# Anyone else feed like this?



## Broseph (Dec 5, 2011)

Anyone else feed like this?










I skip the crushing motion, but I pour the flies into my hand and blow them into the vivs exactly like this. Not every time, but often enough.


----------



## Socratic Monologue (Apr 7, 2018)

Do the frogs react with a startled look, then watch the flies fall? 

I put FF in a squeeze bottle and then try to blow out the proper amount, but I'm going to try your way next feeding -- might be easier to control the quantity.


----------



## Broseph (Dec 5, 2011)

It definitely startles them a little more than the dump pile method! But not enough to stop them from eating. It’s fun to watch them hunt through the foliage instead of tripping over each other to gorge at the trough.

Are you talking about a condiment squeeze bottle? That’s also interesting!


----------



## Socratic Monologue (Apr 7, 2018)

> [Set task A]
Repeat the lines of the listing between the line holding "plot-frame (136, 5, 1191, 853)" and the line holding "y-tick-label: 250 (73, 330, 121, 359)", inclusive.

> [Task material]
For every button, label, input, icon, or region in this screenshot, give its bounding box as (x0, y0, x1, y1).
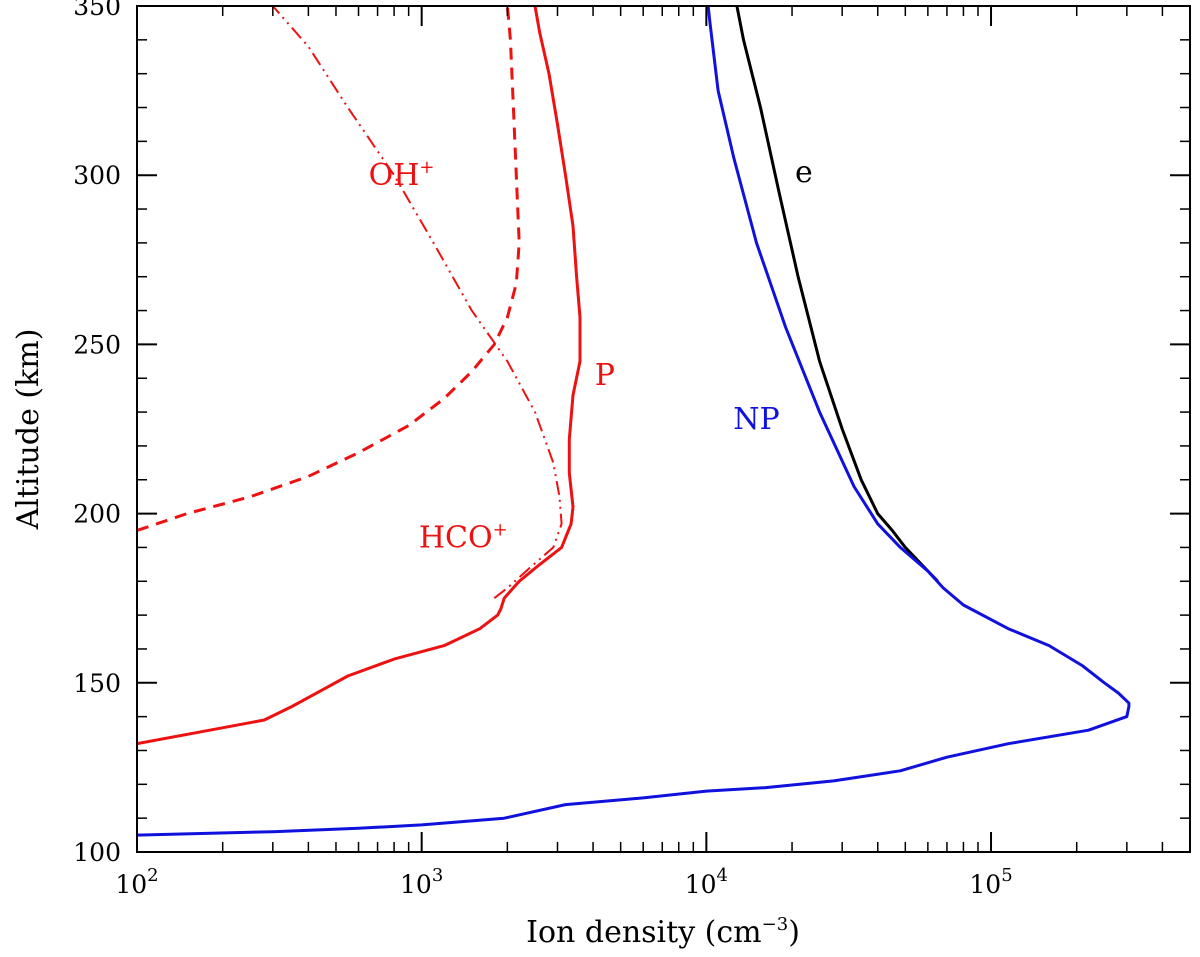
plot-frame (136, 5, 1191, 853)
series-line-0 (137, 6, 521, 532)
series-line-3 (735, 6, 939, 583)
series-group (137, 6, 1131, 837)
annotation-label: HCO+ (419, 519, 508, 555)
series-line-1 (272, 6, 563, 599)
annotation-label: e (795, 155, 813, 190)
annotation-label: OH+ (369, 157, 435, 193)
series-line-4 (137, 6, 1131, 837)
y-tick-label: 250 (73, 330, 121, 359)
x-tick-label: 104 (685, 865, 728, 899)
y-tick-label: 100 (73, 838, 121, 867)
annotation-label: P (595, 358, 615, 393)
y-tick-label: 150 (73, 669, 121, 698)
x-axis-label: Ion density (cm−3) (526, 914, 800, 950)
series-line-2 (137, 6, 582, 746)
annotations-group: OH+ HCO+ P NP e (369, 155, 813, 555)
x-tick-label: 103 (400, 865, 443, 899)
ticks-group: 102 103 104 105 100 150 200 250 300 350 (73, 0, 1191, 899)
y-axis-label: Altitude (km) (11, 329, 46, 531)
y-tick-label: 350 (73, 0, 121, 21)
y-tick-label: 300 (73, 161, 121, 190)
x-tick-label: 102 (115, 865, 158, 899)
annotation-label: NP (733, 402, 779, 437)
y-tick-label: 200 (73, 500, 121, 529)
x-tick-label: 105 (969, 865, 1012, 899)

> [Set task B]
Reproduce the passage of the forum thread between "I skip the crushing" and "control the quantity.", inclusive.

> [Task result A]
plot-frame (136, 5, 1191, 853)
series-line-0 (137, 6, 521, 532)
series-line-3 (735, 6, 939, 583)
series-group (137, 6, 1131, 837)
annotation-label: HCO+ (419, 519, 508, 555)
series-line-1 (272, 6, 563, 599)
annotation-label: e (795, 155, 813, 190)
annotation-label: OH+ (369, 157, 435, 193)
series-line-4 (137, 6, 1131, 837)
y-tick-label: 250 (73, 330, 121, 359)

> [Task result B]
I skip the crushing motion, but I pour the flies into my hand and blow them into the vivs exactly like this. Not every time, but often enough.


----------



## Socratic Monologue (Apr 7, 2018)

Do the frogs react with a startled look, then watch the flies fall? 

I put FF in a squeeze bottle and then try to blow out the proper amount, but I'm going to try your way next feeding -- might be easier to control the quantity.